_Written instruction_: Please retype the records below exactly, leaving out any pictures.

_Record set_:
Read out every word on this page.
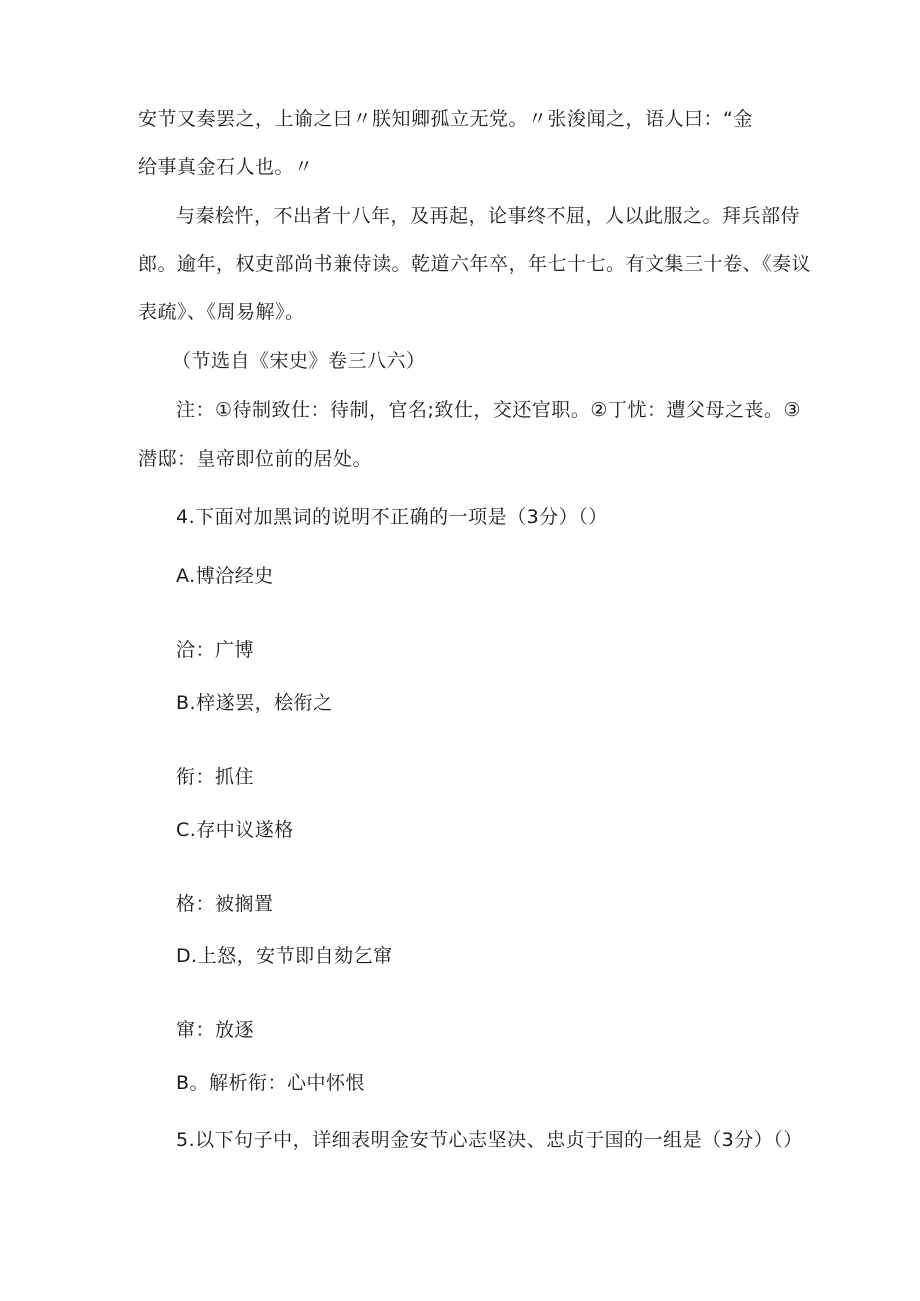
安节又奏罢之，上谕之曰〃朕知卿孤立无党。〃张浚闻之，语人曰：“金
给事真金石人也。〃
与秦桧忤，不出者十八年，及再起，论事终不屈，人以此服之。拜兵部侍
郎。逾年，权吏部尚书兼侍读。乾道六年卒，年七十七。有文集三十卷、《奏议
表疏》、《周易解》。
（节选自《宋史》卷三八六）
注：①待制致仕：待制，官名;致仕，交还官职。②丁忧：遭父母之丧。③
潜邸：皇帝即位前的居处。
4.下面对加黑词的说明不正确的一项是（3分）（）
A.博洽经史
洽：广博
B.梓遂罢，桧衔之
衔：抓住
C.存中议遂格
格：被搁置
D.上怒，安节即自劾乞窜
窜：放逐
B。解析衔：心中怀恨
5.以下句子中，详细表明金安节心志坚决、忠贞于国的一组是（3分）（）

_Exercise result_:
Read out every word on this page.
安节又奏罢之，上谕之曰〃朕知卿孤立无党。〃张浚闻之，语人曰：“金
给事真金石人也。〃
与秦桧忤，不出者十八年，及再起，论事终不屈，人以此服之。拜兵部侍
郎。逾年，权吏部尚书兼侍读。乾道六年卒，年七十七。有文集三十卷、《奏议
表疏》、《周易解》。
（节选自《宋史》卷三八六）
注：①待制致仕：待制，官名;致仕，交还官职。②丁忧：遭父母之丧。③
潜邸：皇帝即位前的居处。
4.下面对加黑词的说明不正确的一项是（3分）（）
A.博洽经史
洽：广博
B.梓遂罢，桧衔之
衔：抓住
C.存中议遂格
格：被搁置
D.上怒，安节即自劾乞窜
窜：放逐
B。解析衔：心中怀恨
5.以下句子中，详细表明金安节心志坚决、忠贞于国的一组是（3分）（）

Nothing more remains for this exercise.